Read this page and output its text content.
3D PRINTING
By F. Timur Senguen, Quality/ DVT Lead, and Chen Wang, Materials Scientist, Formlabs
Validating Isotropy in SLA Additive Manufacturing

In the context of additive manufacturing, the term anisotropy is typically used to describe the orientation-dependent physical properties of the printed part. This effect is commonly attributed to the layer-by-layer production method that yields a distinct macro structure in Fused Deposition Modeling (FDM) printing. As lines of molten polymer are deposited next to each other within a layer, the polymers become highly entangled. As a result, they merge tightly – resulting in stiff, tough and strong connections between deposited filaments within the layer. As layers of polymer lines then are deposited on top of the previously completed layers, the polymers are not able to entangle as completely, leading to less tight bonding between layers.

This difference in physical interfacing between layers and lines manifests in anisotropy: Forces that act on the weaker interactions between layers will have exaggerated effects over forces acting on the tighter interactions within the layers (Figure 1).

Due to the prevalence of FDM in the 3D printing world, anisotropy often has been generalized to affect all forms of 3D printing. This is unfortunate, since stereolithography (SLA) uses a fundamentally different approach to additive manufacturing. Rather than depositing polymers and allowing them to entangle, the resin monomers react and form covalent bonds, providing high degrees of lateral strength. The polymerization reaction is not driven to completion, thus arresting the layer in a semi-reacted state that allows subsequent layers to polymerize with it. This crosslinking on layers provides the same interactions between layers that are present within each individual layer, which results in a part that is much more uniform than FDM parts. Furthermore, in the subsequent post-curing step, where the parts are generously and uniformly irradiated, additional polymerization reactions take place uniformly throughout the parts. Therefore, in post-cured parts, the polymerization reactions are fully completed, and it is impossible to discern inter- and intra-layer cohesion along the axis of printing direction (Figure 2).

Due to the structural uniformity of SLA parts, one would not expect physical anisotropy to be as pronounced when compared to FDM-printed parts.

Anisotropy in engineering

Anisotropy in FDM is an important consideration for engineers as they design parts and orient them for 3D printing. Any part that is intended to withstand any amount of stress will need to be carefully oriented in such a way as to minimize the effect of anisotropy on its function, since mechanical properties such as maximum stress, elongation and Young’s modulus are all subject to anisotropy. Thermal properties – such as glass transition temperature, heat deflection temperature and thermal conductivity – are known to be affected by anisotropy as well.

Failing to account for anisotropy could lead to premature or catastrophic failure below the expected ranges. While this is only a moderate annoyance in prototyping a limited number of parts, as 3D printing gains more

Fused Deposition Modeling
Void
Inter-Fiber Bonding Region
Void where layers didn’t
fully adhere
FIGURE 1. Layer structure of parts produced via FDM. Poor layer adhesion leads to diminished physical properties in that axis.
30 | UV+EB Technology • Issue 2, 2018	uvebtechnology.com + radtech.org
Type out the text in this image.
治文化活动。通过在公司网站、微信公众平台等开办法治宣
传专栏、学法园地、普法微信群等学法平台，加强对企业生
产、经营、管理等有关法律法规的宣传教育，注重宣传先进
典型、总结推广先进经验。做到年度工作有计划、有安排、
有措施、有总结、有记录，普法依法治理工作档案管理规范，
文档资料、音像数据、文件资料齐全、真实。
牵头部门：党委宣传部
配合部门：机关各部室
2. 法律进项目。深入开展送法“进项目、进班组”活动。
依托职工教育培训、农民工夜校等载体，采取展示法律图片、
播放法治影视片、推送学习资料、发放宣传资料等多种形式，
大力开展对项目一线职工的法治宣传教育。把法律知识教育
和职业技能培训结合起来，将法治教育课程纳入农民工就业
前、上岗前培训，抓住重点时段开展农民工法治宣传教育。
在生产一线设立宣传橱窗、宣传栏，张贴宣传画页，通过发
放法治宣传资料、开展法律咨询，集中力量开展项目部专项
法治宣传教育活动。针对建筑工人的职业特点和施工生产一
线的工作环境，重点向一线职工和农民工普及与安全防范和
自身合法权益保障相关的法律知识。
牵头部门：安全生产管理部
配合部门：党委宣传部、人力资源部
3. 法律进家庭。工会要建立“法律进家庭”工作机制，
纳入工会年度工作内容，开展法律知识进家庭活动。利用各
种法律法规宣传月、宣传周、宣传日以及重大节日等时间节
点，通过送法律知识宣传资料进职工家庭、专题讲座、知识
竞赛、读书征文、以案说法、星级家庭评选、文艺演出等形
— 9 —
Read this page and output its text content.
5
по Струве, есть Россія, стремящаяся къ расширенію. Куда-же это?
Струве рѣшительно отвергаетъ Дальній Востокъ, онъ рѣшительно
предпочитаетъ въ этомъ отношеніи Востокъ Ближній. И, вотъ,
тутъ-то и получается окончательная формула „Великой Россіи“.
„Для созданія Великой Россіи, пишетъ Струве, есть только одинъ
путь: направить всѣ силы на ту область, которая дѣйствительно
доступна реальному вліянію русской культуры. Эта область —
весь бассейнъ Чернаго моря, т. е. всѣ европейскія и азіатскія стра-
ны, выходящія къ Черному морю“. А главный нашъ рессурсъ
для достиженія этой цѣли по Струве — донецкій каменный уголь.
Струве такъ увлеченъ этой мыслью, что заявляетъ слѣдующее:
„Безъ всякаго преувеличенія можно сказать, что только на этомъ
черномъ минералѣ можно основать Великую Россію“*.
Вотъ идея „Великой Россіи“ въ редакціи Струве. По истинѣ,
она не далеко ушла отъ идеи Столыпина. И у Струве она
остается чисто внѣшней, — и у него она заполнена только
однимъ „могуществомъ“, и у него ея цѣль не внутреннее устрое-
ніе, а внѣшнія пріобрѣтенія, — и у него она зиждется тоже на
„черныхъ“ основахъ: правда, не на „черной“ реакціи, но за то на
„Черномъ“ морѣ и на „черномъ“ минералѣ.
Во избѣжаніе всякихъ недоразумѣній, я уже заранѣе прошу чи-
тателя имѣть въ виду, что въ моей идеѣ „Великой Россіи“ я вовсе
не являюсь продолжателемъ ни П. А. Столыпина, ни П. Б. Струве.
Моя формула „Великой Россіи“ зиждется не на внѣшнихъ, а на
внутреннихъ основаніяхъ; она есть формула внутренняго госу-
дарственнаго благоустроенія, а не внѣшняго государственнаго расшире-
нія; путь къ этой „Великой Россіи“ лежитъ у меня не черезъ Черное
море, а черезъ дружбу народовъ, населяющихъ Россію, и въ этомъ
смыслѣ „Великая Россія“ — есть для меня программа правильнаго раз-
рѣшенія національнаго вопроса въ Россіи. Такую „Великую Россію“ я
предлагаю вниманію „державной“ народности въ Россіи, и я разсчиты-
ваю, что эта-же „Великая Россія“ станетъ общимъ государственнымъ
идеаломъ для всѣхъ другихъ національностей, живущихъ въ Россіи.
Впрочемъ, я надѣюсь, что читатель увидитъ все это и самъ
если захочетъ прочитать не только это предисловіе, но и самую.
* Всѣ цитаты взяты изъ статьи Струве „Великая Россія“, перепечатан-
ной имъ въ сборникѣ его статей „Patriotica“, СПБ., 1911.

- - - - -

- **Task description**
Each line that holds the word "можно" is to be copied.

- **Reply to the task**
„Безъ всякаго преувеличенія можно сказать, что только на этомъ
черномъ минералѣ можно основать Великую Россію“*.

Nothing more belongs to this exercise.